• Excerpted passage:
>> begin

High Octane Ritual

High Octane Ritual October 20, 2011

Yesterday I made a case for authority among atheists and today I’m addressing ritual without religion.

In the big discussion about Greg Epstein’s humanist chaplains and the twitter forum on #humanistcommunity, PZ Myers claimed setting up atheist rituals that paralleled religious tradition was “a cheat and a waste.” At their essence, Myers claimed, ritual is just another world for “waste of effort, feel-good displacement activities that take the place of thought.”

It’s easy to think of fairly harmless secular rituals that might not meet with Myers’s ire. My technically-Jewish family still sticks by the highly traditional custom of going out to a movie and eating Chinese food on Christmas Day. Other deracinated rituals I can think of off the top of my head include graduation ceremonies and the recitation of entire Monty Python sketches.

At their heart, these toothless rituals are jargon. They are enacted by members of some group and not by others. They may not be particularly emotionally resonant, but they are shorthand for some kind of community bond.

It’s the use of shorthand that I suspect puts Myers off. Compressing and ritualizing ideas can be a pretty good way to make us stop thinking critically about them. A person used to mouthing a prayer may not notice they no longer mean the words they’re used to saying. And, in the secular world, plenty of academic disciplines end up so turned in on themselves that they look more like performance art than scholarship.

>> end

• Data records:
>> begin

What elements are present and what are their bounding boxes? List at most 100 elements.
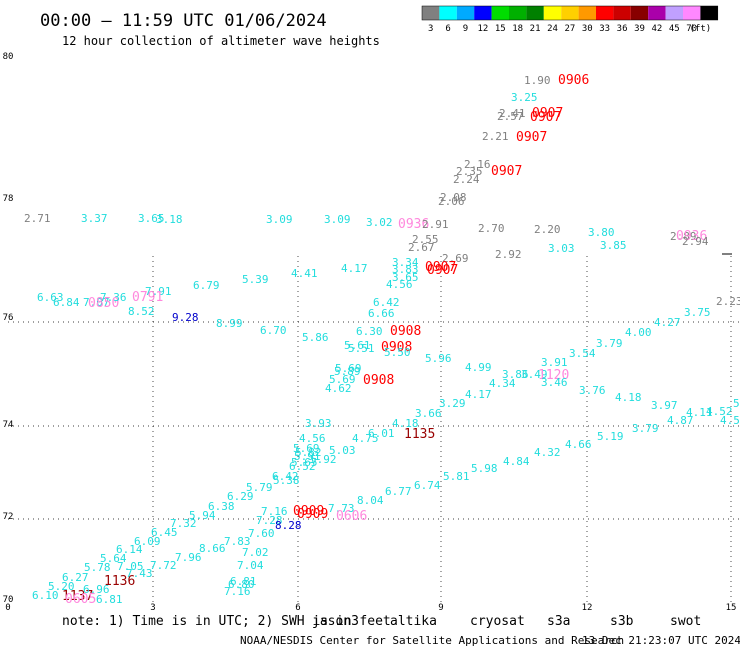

>> end
>> begin

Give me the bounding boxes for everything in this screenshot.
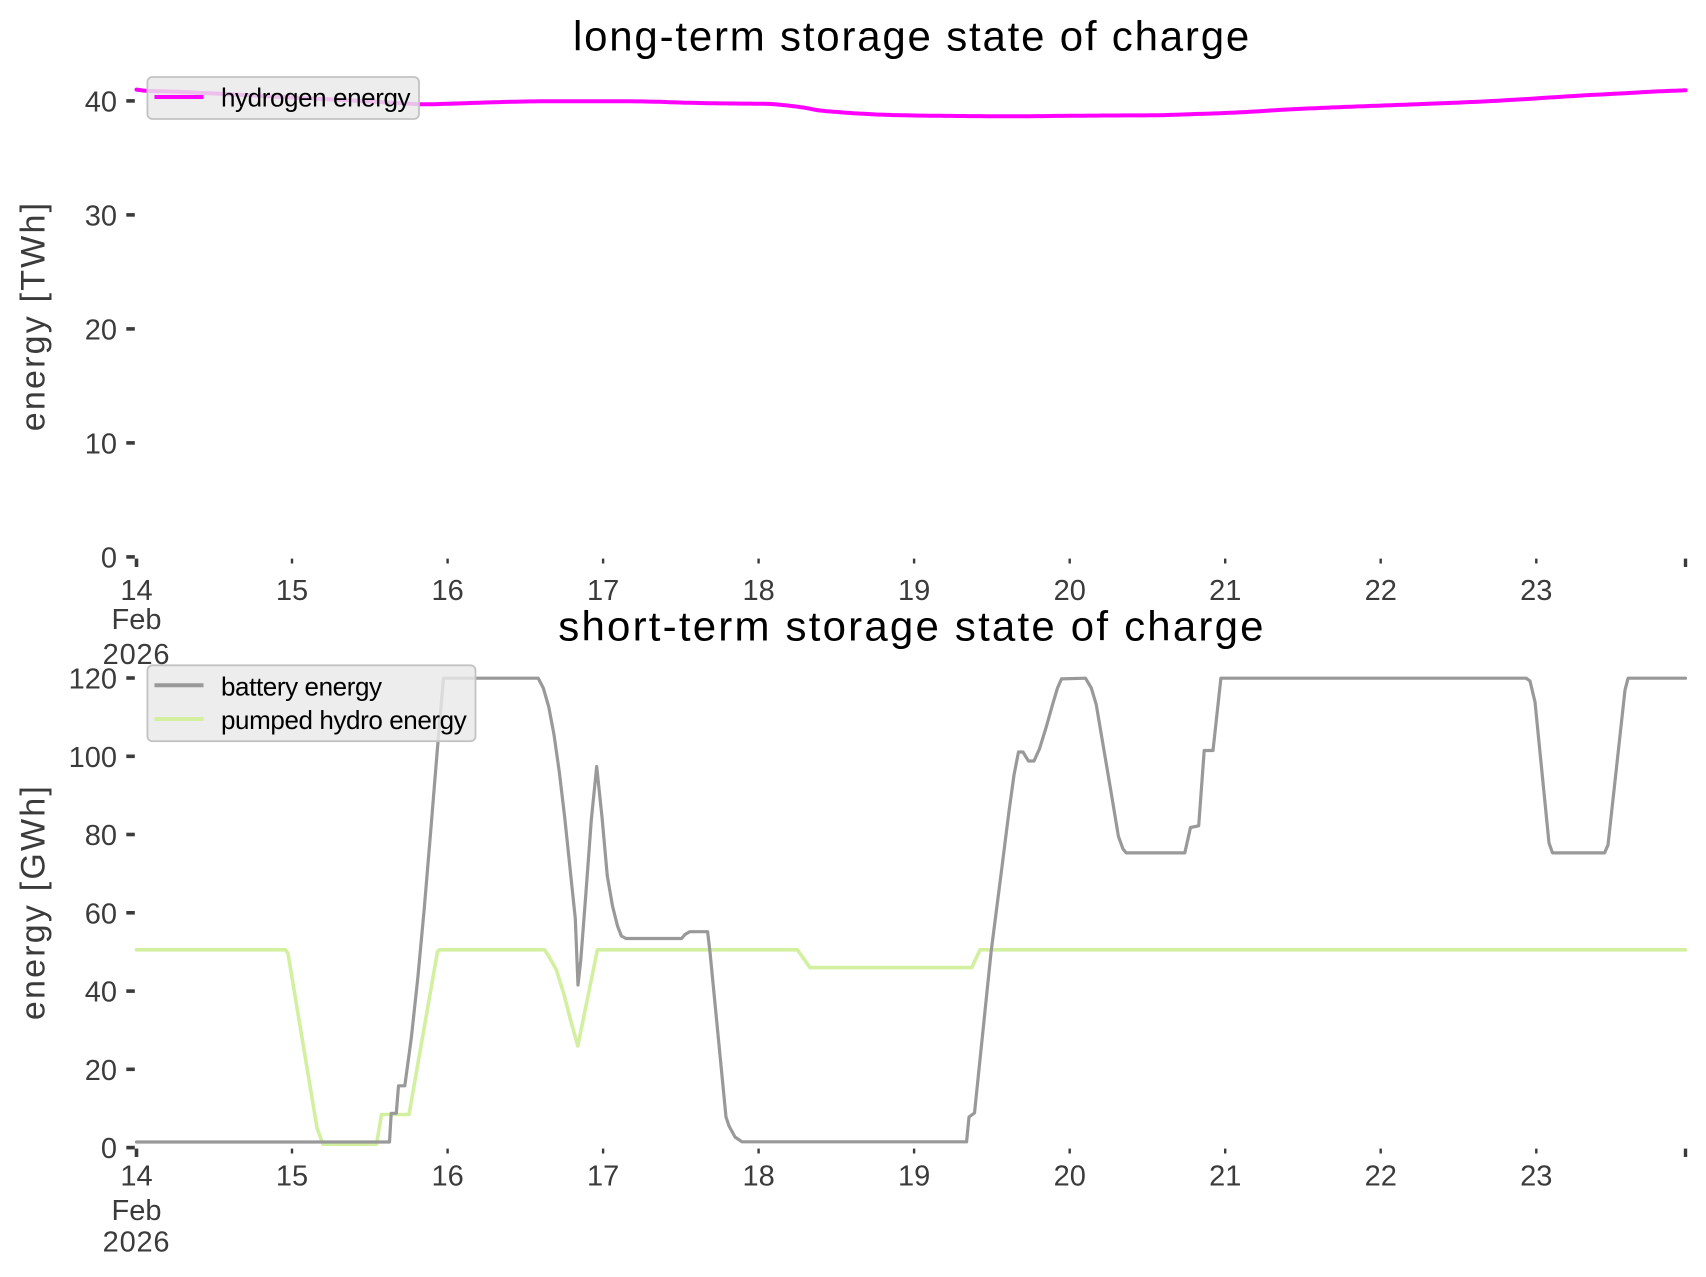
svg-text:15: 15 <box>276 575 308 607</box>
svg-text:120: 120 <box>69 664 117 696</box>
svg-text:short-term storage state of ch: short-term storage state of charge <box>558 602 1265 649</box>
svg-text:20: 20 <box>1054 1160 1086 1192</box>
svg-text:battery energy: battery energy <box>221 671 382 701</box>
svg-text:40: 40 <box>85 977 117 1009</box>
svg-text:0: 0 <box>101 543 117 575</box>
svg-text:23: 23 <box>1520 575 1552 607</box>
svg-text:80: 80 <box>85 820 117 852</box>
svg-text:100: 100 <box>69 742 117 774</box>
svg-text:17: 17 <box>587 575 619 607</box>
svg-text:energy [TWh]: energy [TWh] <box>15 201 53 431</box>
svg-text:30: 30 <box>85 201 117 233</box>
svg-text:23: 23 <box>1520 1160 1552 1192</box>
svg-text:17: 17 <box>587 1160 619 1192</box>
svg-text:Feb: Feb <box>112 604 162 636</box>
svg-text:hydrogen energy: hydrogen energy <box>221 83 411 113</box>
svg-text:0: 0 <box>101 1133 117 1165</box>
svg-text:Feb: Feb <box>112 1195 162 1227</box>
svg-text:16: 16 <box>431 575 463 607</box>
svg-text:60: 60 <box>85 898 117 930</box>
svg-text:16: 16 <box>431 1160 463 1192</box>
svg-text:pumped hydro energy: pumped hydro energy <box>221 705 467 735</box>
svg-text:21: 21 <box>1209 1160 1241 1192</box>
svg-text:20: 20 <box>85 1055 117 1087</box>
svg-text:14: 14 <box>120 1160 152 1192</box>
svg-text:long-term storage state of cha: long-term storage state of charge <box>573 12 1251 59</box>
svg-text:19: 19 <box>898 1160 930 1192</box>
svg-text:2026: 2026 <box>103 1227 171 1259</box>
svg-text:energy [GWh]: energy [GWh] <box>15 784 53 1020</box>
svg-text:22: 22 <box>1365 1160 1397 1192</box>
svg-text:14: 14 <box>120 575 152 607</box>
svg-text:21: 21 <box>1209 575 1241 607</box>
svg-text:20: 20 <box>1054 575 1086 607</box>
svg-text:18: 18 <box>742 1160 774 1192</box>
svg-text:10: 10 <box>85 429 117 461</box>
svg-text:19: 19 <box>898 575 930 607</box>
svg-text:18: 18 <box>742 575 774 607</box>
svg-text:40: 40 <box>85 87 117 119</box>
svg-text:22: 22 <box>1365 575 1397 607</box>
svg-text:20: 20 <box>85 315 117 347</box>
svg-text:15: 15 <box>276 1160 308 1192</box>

>> end
>> begin

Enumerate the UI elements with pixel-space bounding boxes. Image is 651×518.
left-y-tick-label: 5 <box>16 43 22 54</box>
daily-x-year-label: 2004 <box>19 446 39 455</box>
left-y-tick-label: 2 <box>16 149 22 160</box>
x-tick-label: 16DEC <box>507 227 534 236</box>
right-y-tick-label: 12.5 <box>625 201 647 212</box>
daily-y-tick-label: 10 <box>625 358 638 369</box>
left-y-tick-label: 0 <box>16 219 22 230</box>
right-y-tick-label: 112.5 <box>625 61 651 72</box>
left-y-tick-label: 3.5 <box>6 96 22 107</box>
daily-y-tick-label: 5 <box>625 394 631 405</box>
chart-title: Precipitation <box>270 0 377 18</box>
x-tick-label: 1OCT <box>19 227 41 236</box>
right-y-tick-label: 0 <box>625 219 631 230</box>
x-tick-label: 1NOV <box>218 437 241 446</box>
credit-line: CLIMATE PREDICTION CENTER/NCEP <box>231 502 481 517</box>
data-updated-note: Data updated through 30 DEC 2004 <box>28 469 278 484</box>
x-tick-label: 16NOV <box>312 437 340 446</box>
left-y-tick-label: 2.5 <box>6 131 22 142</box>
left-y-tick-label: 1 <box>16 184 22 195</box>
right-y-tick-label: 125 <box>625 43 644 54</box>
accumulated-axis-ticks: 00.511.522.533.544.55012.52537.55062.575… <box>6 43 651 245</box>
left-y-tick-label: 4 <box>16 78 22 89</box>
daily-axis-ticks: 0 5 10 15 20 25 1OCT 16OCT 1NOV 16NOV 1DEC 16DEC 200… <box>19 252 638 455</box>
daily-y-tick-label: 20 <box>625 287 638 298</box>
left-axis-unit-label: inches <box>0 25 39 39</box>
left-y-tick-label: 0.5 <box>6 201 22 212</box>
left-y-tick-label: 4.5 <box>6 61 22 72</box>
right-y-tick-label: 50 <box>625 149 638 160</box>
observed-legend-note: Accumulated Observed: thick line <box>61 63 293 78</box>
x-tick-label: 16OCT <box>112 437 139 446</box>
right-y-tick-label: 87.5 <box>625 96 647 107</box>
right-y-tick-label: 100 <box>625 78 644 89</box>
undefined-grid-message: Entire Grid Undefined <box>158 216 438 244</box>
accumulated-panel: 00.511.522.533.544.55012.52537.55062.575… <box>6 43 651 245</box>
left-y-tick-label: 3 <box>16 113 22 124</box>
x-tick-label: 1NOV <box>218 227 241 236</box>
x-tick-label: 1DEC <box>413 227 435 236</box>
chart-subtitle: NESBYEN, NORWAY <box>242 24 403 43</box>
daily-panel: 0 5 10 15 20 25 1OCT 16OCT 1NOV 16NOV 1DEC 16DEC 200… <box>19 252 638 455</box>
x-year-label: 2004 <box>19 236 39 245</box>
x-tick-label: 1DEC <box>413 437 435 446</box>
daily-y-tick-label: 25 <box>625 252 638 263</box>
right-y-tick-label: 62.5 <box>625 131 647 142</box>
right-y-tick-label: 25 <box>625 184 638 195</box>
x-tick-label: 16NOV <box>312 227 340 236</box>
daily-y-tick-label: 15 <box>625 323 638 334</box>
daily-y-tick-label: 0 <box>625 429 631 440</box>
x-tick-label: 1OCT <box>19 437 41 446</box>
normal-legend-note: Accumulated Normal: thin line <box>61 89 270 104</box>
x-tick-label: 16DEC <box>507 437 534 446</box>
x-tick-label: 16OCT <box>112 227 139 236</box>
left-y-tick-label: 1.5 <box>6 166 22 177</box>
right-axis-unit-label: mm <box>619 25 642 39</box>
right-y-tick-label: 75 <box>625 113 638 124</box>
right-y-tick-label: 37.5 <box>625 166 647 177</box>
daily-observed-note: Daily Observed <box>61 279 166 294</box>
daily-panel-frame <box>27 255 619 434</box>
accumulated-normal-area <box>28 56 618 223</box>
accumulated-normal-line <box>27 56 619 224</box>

>> end

• Requests:
A: Edit the piece on ritual without religion, starting at the words "It’s easy to" and stopping after "of community bond.", and replace "graduation ceremonies" with "wedding receptions".
B: Summarize the piece on ritual without religion in two sentences.
C: Supply the next part of the piece on ritual without religion, picking up after its final sentence.
The material comes from a source separate from the piece on ritual without religion.

• Results:
A:
It’s easy to think of fairly harmless secular rituals that might not meet with Myers’s ire. My technically-Jewish family still sticks by the highly traditional custom of going out to a movie and eating Chinese food on Christmas Day. Other deracinated rituals I can think of off the top of my head include wedding receptions and the recitation of entire Monty Python sketches.

At their heart, these toothless rituals are jargon. They are enacted by members of some group and not by others. They may not be particularly emotionally resonant, but they are shorthand for some kind of community bond.

B: The writer takes up PZ Myers's claim that atheist rituals paralleling religious tradition are "a cheat and a waste," pointing to harmless secular rituals such as a family's Christmas movie and Chinese food, graduation ceremonies, and reciting Monty Python sketches. Such rituals act as jargon and shorthand for a community bond, and the writer suspects Myers dislikes this shorthand because compressing and ritualizing ideas can make people stop thinking critically about them.

C:
But shorthand is too valuable to be cast off because it’s risky. If we’re all on the same page, it’s nice to be able to talk about ideas paying rent without having to summarize Yudkowsky’s formulation every time. That’s a convenience; ritual becomes a necessity when it’s a way of gesturing at ideas we don’t know how to express and formalize. I can reach for a parallel in literature when I don’t know how to work through a feeling on my own. When I want to comfort a friend, sending flowers, or some other ritualized act can express my empathy more effectively than an explicit declaration. And, for people who don’t have time to master every subject, shorthand can give them enough of a grasp of a difficult topic to get by.

But shorthand and abstraction don’t really capture all of what ritual is about. If regular old discourse is prose, ritual is poetry. It’s emotionally charged and cognitively sticky. So why should we want to imbue these inside jokes with content and emotional resonance? I’ll definitely concede to Myers that it will make it harder to abandon them.

But most of us aren’t striving for a world of detatchment. We’re going to become emotionally attached to something, we’ll decide some group memberships are essential parts of our identity. Shouldn’t the constraints we embrace be tied to some actual content? Embracing ritual means doubling down on the thought patterns/traditions/values you want to embody.

If you don’t have a philosophy/ethics/telos you feel comfortable turbocharging, get looking.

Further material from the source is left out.